Structured figure records
----

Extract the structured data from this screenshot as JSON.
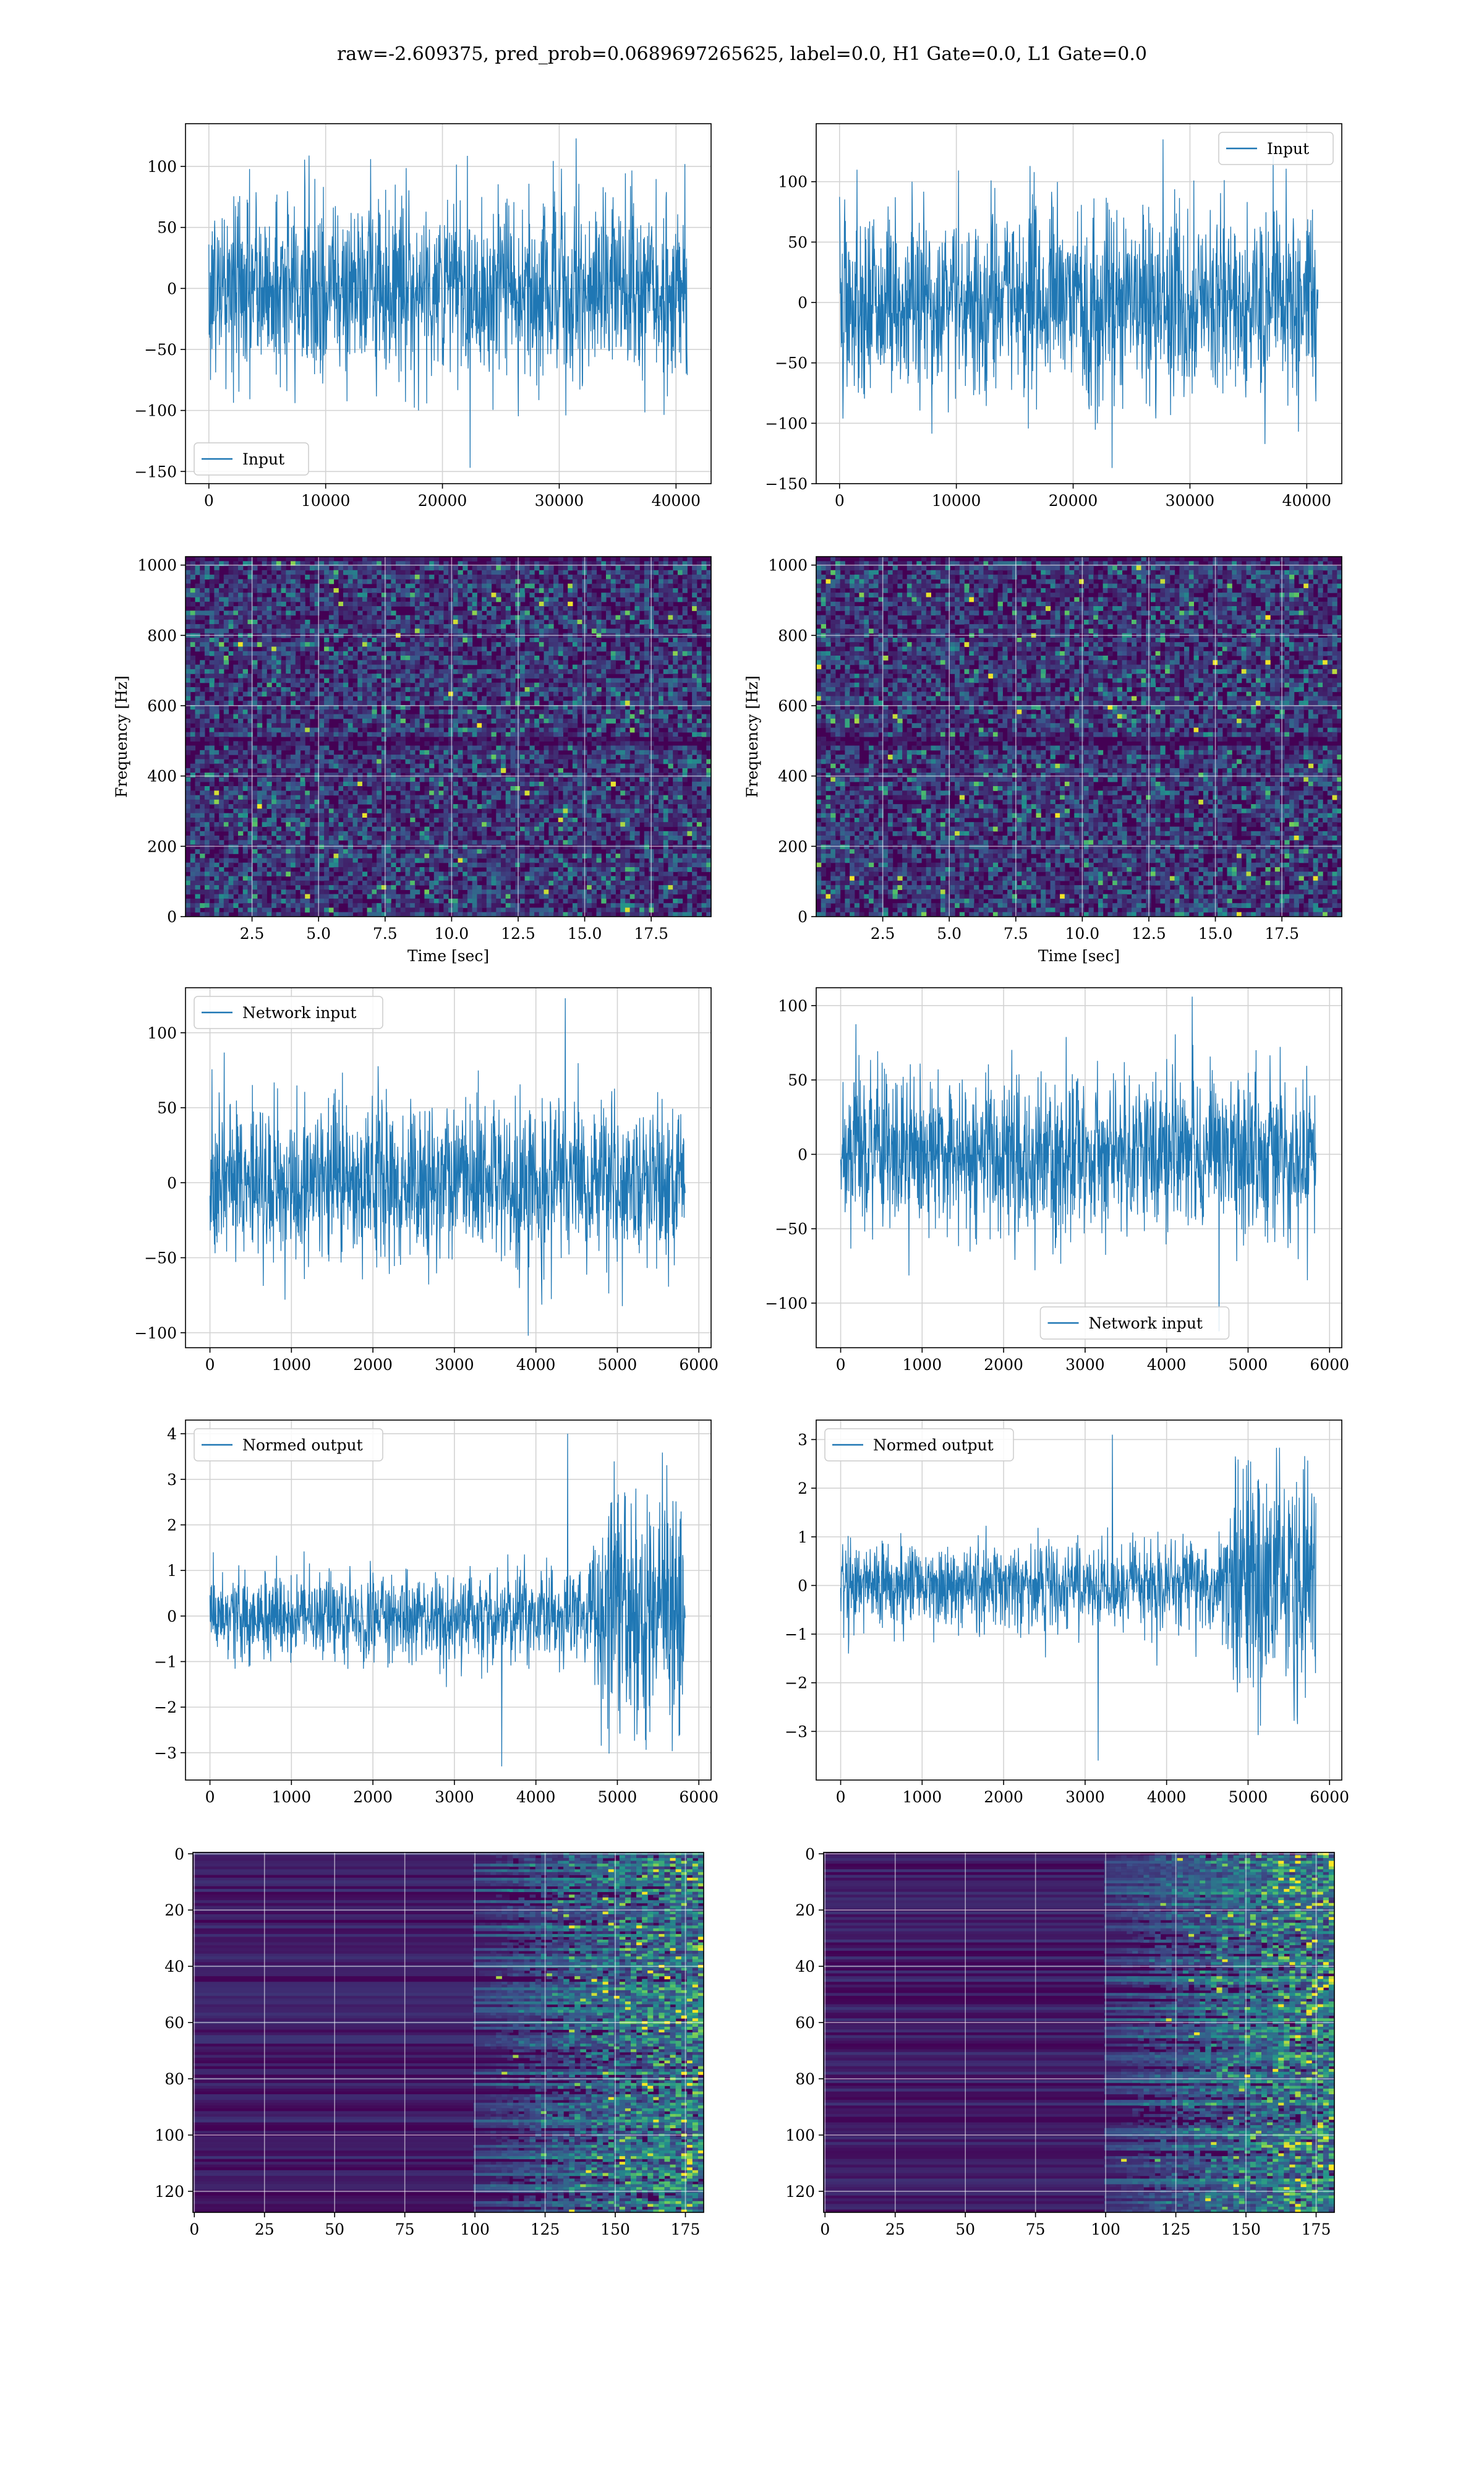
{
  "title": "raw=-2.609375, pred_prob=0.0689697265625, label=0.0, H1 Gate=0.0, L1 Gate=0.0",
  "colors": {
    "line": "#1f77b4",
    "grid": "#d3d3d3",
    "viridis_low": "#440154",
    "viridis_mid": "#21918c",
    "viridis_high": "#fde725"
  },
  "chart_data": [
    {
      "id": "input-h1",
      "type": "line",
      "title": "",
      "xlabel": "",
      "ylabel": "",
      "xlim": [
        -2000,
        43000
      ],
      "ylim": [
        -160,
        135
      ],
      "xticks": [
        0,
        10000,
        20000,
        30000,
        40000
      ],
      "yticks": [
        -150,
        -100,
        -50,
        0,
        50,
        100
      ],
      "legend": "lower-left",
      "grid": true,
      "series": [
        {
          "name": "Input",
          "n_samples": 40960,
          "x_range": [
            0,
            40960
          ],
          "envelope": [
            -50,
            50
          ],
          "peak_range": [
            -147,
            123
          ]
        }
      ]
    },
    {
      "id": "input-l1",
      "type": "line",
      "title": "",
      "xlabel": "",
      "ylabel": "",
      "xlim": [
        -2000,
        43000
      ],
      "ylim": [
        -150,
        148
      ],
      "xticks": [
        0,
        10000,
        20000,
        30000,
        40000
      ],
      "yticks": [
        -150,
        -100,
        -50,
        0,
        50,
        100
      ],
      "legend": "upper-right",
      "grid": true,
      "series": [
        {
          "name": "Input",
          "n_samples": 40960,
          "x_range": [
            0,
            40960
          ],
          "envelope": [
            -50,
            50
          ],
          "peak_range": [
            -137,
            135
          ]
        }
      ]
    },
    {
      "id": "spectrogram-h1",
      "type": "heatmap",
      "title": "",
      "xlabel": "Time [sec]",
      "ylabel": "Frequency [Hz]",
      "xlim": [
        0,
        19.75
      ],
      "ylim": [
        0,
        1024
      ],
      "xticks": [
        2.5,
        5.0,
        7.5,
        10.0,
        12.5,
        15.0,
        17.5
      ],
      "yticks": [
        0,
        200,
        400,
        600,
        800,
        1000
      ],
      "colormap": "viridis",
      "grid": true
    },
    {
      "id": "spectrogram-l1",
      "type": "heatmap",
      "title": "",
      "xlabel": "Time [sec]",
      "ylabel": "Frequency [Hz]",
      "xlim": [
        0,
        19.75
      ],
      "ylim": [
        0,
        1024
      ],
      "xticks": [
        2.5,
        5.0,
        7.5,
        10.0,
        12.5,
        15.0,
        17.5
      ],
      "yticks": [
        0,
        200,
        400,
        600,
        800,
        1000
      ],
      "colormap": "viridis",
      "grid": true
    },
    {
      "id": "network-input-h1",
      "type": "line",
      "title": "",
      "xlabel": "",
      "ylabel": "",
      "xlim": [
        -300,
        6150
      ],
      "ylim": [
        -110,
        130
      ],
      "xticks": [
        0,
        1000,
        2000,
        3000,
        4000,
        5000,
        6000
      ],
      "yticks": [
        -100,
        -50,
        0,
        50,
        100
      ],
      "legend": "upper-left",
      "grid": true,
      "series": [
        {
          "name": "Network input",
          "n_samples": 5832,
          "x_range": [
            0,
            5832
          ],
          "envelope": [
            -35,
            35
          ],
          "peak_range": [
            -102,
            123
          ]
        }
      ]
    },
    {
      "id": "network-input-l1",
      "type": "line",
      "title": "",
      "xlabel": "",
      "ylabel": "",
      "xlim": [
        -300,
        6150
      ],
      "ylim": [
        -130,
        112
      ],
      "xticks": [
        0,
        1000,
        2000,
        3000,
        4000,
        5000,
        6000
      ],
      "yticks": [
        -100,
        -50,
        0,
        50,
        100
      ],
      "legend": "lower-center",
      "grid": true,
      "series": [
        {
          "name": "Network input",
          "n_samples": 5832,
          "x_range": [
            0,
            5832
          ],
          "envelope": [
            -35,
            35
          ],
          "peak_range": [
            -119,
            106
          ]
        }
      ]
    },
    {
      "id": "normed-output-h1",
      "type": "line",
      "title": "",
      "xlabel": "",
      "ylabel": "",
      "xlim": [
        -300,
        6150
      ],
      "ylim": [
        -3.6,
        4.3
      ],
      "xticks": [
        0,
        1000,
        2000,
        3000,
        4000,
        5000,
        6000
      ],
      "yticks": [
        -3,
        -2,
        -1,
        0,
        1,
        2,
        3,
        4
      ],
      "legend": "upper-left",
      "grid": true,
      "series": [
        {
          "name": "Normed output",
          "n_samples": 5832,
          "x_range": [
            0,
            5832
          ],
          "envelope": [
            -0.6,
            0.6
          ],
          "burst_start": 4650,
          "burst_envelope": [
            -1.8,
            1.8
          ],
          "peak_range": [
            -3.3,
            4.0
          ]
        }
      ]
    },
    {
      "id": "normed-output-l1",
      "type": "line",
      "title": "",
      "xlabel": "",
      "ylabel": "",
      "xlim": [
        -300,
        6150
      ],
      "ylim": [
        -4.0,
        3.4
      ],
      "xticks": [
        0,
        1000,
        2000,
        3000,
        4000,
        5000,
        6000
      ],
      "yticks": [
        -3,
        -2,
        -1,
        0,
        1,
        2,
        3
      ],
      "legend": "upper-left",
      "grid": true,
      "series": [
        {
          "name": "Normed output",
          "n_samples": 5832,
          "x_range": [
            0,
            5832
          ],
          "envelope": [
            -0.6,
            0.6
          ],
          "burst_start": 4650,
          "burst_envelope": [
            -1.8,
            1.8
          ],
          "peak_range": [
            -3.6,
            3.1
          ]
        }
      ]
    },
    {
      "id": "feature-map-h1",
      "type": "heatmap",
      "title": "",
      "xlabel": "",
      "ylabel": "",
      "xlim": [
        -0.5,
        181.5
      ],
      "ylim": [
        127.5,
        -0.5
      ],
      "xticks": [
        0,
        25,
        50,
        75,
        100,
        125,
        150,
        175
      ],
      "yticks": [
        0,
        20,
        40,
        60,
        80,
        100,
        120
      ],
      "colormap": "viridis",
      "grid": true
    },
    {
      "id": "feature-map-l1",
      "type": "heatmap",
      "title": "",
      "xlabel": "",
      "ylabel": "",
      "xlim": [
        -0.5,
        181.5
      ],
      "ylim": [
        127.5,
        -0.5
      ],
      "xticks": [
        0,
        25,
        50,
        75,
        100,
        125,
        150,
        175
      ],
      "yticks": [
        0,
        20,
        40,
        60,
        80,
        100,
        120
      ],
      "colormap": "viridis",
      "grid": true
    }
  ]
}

----

Work to be completed
Write out all the entries exactly, except for the pictures.

Solved problem
Extract the structured data from this screenshot as JSON.
{
  "title": "raw=-2.609375, pred_prob=0.0689697265625, label=0.0, H1 Gate=0.0, L1 Gate=0.0",
  "colors": {
    "line": "#1f77b4",
    "grid": "#d3d3d3",
    "viridis_low": "#440154",
    "viridis_mid": "#21918c",
    "viridis_high": "#fde725"
  },
  "chart_data": [
    {
      "id": "input-h1",
      "type": "line",
      "title": "",
      "xlabel": "",
      "ylabel": "",
      "xlim": [
        -2000,
        43000
      ],
      "ylim": [
        -160,
        135
      ],
      "xticks": [
        0,
        10000,
        20000,
        30000,
        40000
      ],
      "yticks": [
        -150,
        -100,
        -50,
        0,
        50,
        100
      ],
      "legend": "lower-left",
      "grid": true,
      "series": [
        {
          "name": "Input",
          "n_samples": 40960,
          "x_range": [
            0,
            40960
          ],
          "envelope": [
            -50,
            50
          ],
          "peak_range": [
            -147,
            123
          ]
        }
      ]
    },
    {
      "id": "input-l1",
      "type": "line",
      "title": "",
      "xlabel": "",
      "ylabel": "",
      "xlim": [
        -2000,
        43000
      ],
      "ylim": [
        -150,
        148
      ],
      "xticks": [
        0,
        10000,
        20000,
        30000,
        40000
      ],
      "yticks": [
        -150,
        -100,
        -50,
        0,
        50,
        100
      ],
      "legend": "upper-right",
      "grid": true,
      "series": [
        {
          "name": "Input",
          "n_samples": 40960,
          "x_range": [
            0,
            40960
          ],
          "envelope": [
            -50,
            50
          ],
          "peak_range": [
            -137,
            135
          ]
        }
      ]
    },
    {
      "id": "spectrogram-h1",
      "type": "heatmap",
      "title": "",
      "xlabel": "Time [sec]",
      "ylabel": "Frequency [Hz]",
      "xlim": [
        0,
        19.75
      ],
      "ylim": [
        0,
        1024
      ],
      "xticks": [
        2.5,
        5.0,
        7.5,
        10.0,
        12.5,
        15.0,
        17.5
      ],
      "yticks": [
        0,
        200,
        400,
        600,
        800,
        1000
      ],
      "colormap": "viridis",
      "grid": true
    },
    {
      "id": "spectrogram-l1",
      "type": "heatmap",
      "title": "",
      "xlabel": "Time [sec]",
      "ylabel": "Frequency [Hz]",
      "xlim": [
        0,
        19.75
      ],
      "ylim": [
        0,
        1024
      ],
      "xticks": [
        2.5,
        5.0,
        7.5,
        10.0,
        12.5,
        15.0,
        17.5
      ],
      "yticks": [
        0,
        200,
        400,
        600,
        800,
        1000
      ],
      "colormap": "viridis",
      "grid": true
    },
    {
      "id": "network-input-h1",
      "type": "line",
      "title": "",
      "xlabel": "",
      "ylabel": "",
      "xlim": [
        -300,
        6150
      ],
      "ylim": [
        -110,
        130
      ],
      "xticks": [
        0,
        1000,
        2000,
        3000,
        4000,
        5000,
        6000
      ],
      "yticks": [
        -100,
        -50,
        0,
        50,
        100
      ],
      "legend": "upper-left",
      "grid": true,
      "series": [
        {
          "name": "Network input",
          "n_samples": 5832,
          "x_range": [
            0,
            5832
          ],
          "envelope": [
            -35,
            35
          ],
          "peak_range": [
            -102,
            123
          ]
        }
      ]
    },
    {
      "id": "network-input-l1",
      "type": "line",
      "title": "",
      "xlabel": "",
      "ylabel": "",
      "xlim": [
        -300,
        6150
      ],
      "ylim": [
        -130,
        112
      ],
      "xticks": [
        0,
        1000,
        2000,
        3000,
        4000,
        5000,
        6000
      ],
      "yticks": [
        -100,
        -50,
        0,
        50,
        100
      ],
      "legend": "lower-center",
      "grid": true,
      "series": [
        {
          "name": "Network input",
          "n_samples": 5832,
          "x_range": [
            0,
            5832
          ],
          "envelope": [
            -35,
            35
          ],
          "peak_range": [
            -119,
            106
          ]
        }
      ]
    },
    {
      "id": "normed-output-h1",
      "type": "line",
      "title": "",
      "xlabel": "",
      "ylabel": "",
      "xlim": [
        -300,
        6150
      ],
      "ylim": [
        -3.6,
        4.3
      ],
      "xticks": [
        0,
        1000,
        2000,
        3000,
        4000,
        5000,
        6000
      ],
      "yticks": [
        -3,
        -2,
        -1,
        0,
        1,
        2,
        3,
        4
      ],
      "legend": "upper-left",
      "grid": true,
      "series": [
        {
          "name": "Normed output",
          "n_samples": 5832,
          "x_range": [
            0,
            5832
          ],
          "envelope": [
            -0.6,
            0.6
          ],
          "burst_start": 4650,
          "burst_envelope": [
            -1.8,
            1.8
          ],
          "peak_range": [
            -3.3,
            4.0
          ]
        }
      ]
    },
    {
      "id": "normed-output-l1",
      "type": "line",
      "title": "",
      "xlabel": "",
      "ylabel": "",
      "xlim": [
        -300,
        6150
      ],
      "ylim": [
        -4.0,
        3.4
      ],
      "xticks": [
        0,
        1000,
        2000,
        3000,
        4000,
        5000,
        6000
      ],
      "yticks": [
        -3,
        -2,
        -1,
        0,
        1,
        2,
        3
      ],
      "legend": "upper-left",
      "grid": true,
      "series": [
        {
          "name": "Normed output",
          "n_samples": 5832,
          "x_range": [
            0,
            5832
          ],
          "envelope": [
            -0.6,
            0.6
          ],
          "burst_start": 4650,
          "burst_envelope": [
            -1.8,
            1.8
          ],
          "peak_range": [
            -3.6,
            3.1
          ]
        }
      ]
    },
    {
      "id": "feature-map-h1",
      "type": "heatmap",
      "title": "",
      "xlabel": "",
      "ylabel": "",
      "xlim": [
        -0.5,
        181.5
      ],
      "ylim": [
        127.5,
        -0.5
      ],
      "xticks": [
        0,
        25,
        50,
        75,
        100,
        125,
        150,
        175
      ],
      "yticks": [
        0,
        20,
        40,
        60,
        80,
        100,
        120
      ],
      "colormap": "viridis",
      "grid": true
    },
    {
      "id": "feature-map-l1",
      "type": "heatmap",
      "title": "",
      "xlabel": "",
      "ylabel": "",
      "xlim": [
        -0.5,
        181.5
      ],
      "ylim": [
        127.5,
        -0.5
      ],
      "xticks": [
        0,
        25,
        50,
        75,
        100,
        125,
        150,
        175
      ],
      "yticks": [
        0,
        20,
        40,
        60,
        80,
        100,
        120
      ],
      "colormap": "viridis",
      "grid": true
    }
  ]
}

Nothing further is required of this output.